### Data entries
--------------------

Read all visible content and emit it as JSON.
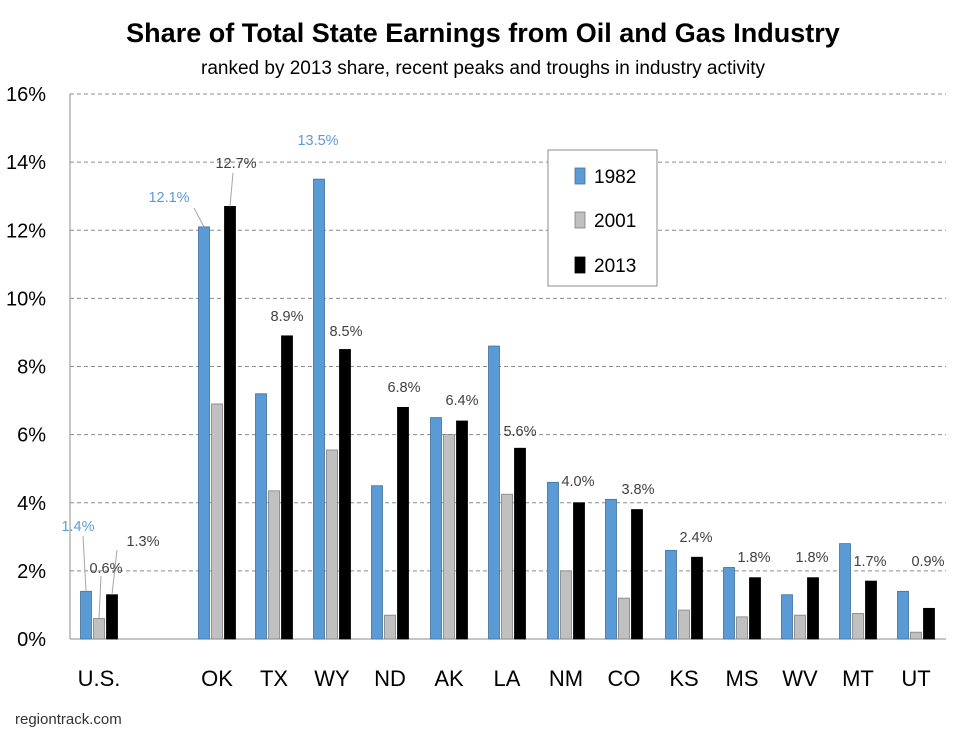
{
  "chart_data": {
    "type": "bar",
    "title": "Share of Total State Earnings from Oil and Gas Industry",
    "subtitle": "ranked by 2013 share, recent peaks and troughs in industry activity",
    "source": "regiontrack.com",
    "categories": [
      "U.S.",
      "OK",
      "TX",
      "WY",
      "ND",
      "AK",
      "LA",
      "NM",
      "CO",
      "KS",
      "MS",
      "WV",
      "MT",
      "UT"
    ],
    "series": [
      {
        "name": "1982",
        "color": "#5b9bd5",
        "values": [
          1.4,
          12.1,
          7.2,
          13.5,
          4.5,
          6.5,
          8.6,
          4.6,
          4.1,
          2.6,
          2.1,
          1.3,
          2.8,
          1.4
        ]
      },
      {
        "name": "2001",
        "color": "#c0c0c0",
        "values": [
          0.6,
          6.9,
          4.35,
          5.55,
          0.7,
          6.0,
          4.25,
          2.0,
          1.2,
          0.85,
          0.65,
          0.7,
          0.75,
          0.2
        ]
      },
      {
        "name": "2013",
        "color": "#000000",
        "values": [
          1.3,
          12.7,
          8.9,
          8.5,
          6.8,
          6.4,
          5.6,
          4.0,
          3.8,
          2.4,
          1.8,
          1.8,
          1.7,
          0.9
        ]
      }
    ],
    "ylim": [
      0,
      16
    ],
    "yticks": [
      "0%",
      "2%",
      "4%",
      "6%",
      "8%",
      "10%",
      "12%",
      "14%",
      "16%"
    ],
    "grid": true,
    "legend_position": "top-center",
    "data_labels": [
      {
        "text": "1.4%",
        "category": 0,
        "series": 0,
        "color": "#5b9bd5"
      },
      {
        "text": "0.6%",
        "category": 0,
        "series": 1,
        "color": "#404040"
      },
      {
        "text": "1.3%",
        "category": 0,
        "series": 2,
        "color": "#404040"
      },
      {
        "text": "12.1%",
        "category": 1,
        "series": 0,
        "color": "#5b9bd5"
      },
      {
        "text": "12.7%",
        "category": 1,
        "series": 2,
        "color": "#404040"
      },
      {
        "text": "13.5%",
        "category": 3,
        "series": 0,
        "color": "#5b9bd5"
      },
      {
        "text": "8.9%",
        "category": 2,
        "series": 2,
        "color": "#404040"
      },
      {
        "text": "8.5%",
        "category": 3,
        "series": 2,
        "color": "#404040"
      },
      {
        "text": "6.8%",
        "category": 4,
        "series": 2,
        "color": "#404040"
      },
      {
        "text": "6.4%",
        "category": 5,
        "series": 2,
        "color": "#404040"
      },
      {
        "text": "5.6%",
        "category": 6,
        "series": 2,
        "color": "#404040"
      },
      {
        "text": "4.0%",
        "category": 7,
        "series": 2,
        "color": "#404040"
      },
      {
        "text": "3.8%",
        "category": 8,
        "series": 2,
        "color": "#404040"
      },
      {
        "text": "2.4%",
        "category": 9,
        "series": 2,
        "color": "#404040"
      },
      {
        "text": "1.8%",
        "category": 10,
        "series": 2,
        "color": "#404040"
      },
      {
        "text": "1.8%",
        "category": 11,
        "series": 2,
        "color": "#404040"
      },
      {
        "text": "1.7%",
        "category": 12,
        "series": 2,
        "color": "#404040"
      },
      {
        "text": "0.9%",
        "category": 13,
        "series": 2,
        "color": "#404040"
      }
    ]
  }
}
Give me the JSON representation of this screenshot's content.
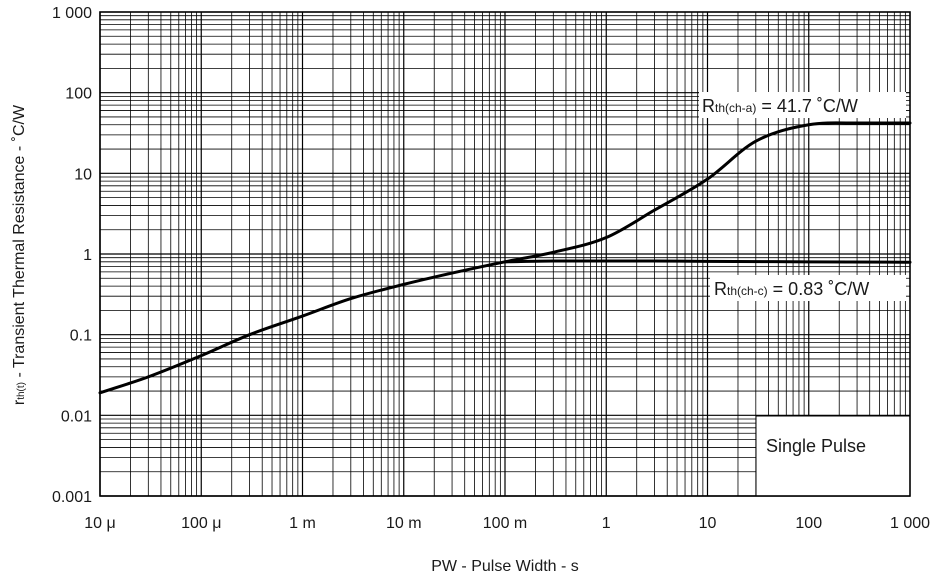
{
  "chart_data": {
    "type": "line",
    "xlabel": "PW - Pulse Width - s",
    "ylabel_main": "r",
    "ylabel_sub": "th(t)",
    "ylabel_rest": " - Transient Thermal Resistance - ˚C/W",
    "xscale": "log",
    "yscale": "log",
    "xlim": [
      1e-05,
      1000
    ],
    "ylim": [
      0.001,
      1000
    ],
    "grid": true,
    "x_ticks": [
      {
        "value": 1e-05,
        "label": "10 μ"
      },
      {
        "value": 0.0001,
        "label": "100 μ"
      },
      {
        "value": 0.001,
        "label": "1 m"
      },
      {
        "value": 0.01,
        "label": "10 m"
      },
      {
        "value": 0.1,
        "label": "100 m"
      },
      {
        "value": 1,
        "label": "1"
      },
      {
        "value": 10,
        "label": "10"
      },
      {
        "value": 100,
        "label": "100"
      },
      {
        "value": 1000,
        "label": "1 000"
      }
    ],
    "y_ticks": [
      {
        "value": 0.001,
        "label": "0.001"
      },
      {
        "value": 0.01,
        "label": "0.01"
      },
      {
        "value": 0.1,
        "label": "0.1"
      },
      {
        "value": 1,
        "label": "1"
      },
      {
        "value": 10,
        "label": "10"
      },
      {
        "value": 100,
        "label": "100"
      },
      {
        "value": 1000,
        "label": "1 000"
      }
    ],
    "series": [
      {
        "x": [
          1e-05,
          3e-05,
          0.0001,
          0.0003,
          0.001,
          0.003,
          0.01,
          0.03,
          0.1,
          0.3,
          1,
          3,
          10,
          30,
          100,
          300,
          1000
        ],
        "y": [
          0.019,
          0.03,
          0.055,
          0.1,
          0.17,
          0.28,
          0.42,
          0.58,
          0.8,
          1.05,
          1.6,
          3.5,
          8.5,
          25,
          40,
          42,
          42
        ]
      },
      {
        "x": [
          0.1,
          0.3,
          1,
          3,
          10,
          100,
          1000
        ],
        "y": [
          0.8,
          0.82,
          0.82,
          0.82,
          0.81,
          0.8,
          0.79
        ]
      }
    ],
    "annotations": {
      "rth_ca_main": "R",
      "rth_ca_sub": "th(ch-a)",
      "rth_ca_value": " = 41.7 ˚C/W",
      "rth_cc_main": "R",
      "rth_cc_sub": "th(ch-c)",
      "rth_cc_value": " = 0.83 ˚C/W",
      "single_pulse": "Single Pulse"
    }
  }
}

--------------------

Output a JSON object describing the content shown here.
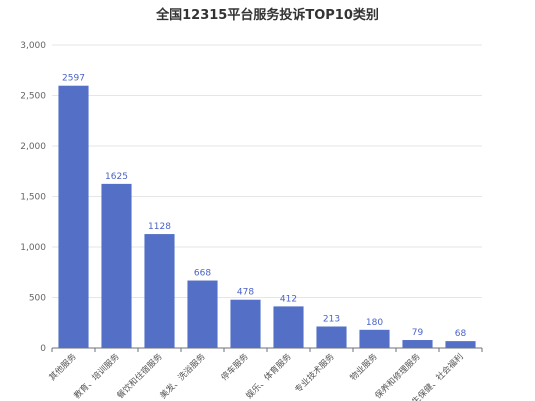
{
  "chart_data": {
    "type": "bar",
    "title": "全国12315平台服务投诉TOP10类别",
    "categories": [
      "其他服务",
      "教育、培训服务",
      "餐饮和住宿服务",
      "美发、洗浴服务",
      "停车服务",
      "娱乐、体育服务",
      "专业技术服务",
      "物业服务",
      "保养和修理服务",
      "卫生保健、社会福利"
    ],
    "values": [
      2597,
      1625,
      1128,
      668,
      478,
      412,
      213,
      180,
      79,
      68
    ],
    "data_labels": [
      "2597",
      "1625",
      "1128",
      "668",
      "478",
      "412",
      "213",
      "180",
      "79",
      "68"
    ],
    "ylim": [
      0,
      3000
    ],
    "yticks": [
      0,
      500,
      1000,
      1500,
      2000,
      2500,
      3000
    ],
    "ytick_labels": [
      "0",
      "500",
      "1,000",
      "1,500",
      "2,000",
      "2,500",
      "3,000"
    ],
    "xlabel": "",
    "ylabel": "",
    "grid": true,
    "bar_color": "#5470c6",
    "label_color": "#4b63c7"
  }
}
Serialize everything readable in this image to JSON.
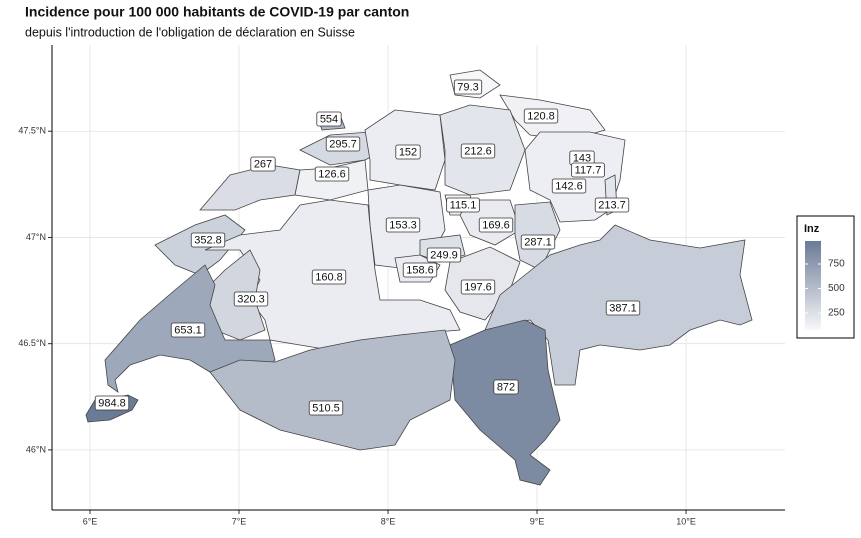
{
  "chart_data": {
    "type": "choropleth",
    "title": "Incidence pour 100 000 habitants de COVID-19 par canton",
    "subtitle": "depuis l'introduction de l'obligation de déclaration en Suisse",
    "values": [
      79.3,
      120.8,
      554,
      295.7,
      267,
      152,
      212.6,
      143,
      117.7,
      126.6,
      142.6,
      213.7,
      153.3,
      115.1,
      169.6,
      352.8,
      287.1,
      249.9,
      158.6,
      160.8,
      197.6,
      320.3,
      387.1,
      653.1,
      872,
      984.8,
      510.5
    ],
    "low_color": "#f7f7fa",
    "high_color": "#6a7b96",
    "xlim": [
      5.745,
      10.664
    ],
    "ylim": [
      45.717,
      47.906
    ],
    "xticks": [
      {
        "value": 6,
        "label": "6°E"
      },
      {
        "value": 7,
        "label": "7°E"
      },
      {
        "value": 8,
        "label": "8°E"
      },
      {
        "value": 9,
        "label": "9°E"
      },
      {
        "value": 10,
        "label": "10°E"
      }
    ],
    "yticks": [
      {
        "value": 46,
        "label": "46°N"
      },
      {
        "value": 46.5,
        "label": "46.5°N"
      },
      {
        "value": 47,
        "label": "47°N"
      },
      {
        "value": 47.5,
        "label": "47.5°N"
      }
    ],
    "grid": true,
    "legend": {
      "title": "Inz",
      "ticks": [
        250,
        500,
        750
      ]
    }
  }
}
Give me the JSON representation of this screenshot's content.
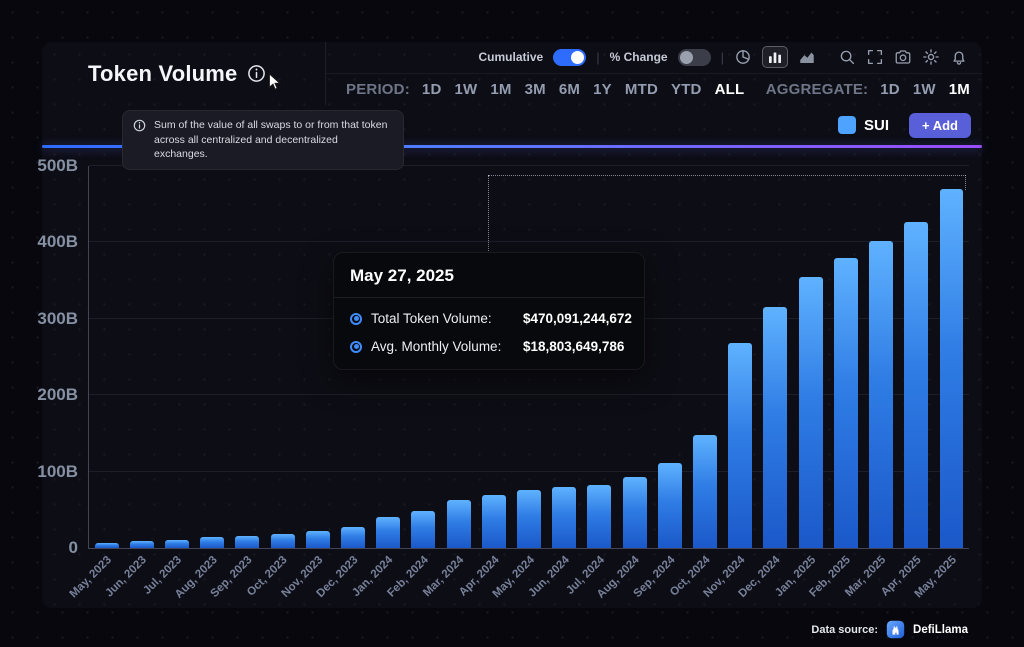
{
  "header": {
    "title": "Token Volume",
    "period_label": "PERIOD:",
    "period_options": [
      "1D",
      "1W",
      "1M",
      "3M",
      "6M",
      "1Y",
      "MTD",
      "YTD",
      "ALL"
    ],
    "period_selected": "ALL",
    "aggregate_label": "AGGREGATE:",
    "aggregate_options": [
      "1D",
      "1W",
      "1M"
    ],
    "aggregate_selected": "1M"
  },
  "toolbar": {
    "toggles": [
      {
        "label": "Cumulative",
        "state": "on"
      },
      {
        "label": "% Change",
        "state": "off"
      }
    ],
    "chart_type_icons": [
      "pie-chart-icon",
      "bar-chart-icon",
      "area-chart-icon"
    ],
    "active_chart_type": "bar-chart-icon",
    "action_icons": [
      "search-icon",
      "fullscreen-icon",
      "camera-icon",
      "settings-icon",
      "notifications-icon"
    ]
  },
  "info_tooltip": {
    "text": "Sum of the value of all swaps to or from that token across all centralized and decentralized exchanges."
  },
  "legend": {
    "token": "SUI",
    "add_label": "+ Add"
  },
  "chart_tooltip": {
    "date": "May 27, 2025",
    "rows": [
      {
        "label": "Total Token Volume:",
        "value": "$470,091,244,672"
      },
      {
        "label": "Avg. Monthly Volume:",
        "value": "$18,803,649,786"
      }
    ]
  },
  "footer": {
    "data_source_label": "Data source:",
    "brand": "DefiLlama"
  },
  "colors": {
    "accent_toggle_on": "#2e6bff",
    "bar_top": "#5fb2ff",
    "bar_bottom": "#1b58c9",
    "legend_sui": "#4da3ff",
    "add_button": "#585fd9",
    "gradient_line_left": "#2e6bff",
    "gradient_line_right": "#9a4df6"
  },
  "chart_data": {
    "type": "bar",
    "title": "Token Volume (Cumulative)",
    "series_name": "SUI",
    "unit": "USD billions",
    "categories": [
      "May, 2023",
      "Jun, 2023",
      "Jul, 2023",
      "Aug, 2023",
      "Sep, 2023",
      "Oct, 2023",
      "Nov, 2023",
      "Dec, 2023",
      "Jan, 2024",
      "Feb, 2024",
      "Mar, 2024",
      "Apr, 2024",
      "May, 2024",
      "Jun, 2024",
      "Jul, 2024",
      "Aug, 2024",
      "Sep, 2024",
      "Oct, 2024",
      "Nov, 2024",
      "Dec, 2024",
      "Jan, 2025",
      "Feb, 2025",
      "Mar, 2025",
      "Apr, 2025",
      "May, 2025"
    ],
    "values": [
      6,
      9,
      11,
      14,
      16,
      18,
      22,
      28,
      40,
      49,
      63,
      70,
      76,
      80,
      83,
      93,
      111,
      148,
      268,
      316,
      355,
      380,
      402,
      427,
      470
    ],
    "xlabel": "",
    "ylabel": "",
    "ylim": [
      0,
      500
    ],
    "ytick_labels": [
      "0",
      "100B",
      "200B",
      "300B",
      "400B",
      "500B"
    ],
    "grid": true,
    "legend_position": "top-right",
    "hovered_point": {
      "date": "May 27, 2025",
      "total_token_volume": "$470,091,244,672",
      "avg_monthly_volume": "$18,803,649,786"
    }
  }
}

--------------------

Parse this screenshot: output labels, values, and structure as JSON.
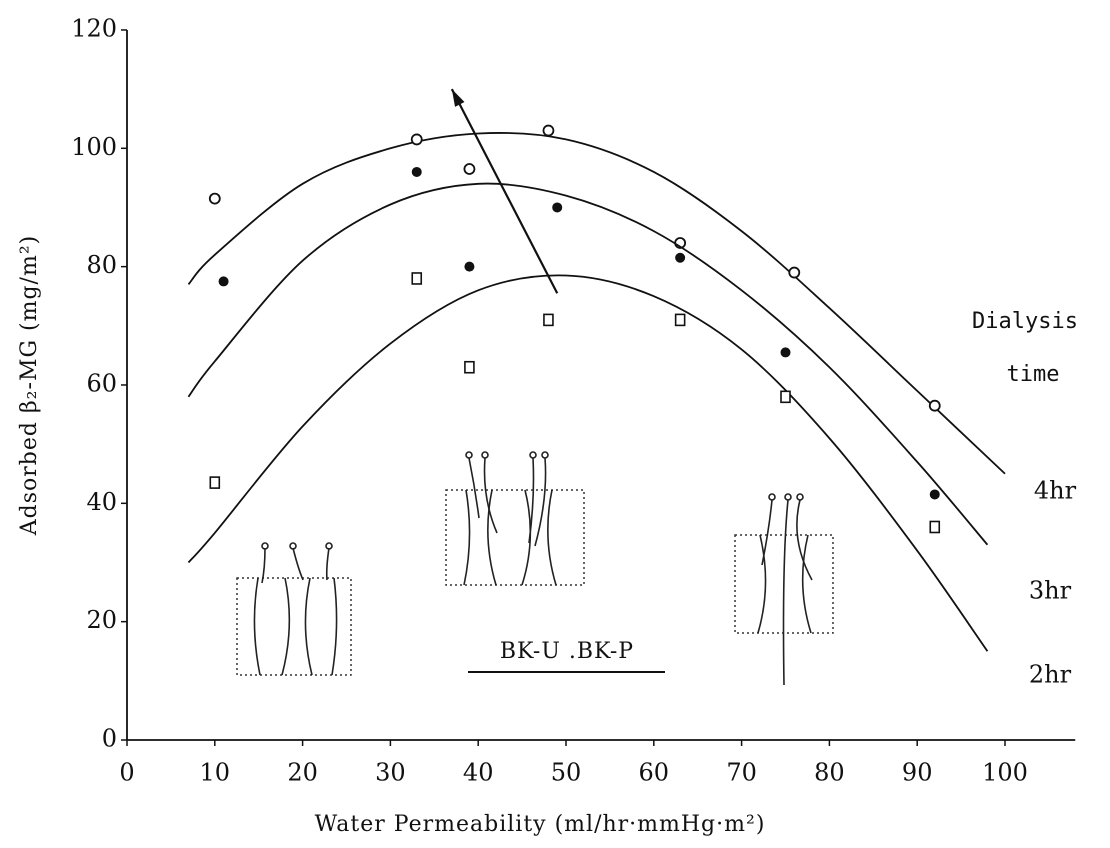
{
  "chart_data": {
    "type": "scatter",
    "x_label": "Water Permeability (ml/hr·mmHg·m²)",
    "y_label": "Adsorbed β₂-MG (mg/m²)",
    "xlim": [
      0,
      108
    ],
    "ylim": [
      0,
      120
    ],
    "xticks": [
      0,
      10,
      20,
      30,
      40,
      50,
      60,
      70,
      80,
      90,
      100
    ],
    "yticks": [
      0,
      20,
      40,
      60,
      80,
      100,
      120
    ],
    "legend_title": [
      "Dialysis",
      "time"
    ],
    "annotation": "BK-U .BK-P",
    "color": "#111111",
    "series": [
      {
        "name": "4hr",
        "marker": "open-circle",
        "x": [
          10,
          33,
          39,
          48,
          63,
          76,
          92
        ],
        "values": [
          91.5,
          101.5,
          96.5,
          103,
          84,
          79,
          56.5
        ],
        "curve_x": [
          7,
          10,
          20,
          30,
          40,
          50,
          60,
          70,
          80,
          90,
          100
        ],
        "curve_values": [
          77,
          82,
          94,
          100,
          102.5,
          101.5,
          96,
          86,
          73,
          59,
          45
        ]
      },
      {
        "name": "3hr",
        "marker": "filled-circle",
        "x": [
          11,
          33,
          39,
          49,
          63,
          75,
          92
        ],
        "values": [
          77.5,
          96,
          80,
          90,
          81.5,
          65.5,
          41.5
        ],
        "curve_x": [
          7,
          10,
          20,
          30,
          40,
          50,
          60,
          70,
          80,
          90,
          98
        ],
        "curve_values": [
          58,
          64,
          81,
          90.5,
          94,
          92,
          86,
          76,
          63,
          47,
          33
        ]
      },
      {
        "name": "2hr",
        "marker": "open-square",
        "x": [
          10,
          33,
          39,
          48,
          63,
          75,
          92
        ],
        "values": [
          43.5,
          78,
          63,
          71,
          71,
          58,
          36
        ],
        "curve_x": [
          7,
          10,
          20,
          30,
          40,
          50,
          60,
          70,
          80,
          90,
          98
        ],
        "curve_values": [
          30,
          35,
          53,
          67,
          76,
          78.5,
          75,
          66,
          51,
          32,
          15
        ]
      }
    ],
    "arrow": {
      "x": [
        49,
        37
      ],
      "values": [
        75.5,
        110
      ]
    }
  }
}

--------------------

### Work to complete
Of the lines above, copy each that contains "open".

### Result below
        "marker": "open-circle",
        "marker": "open-square",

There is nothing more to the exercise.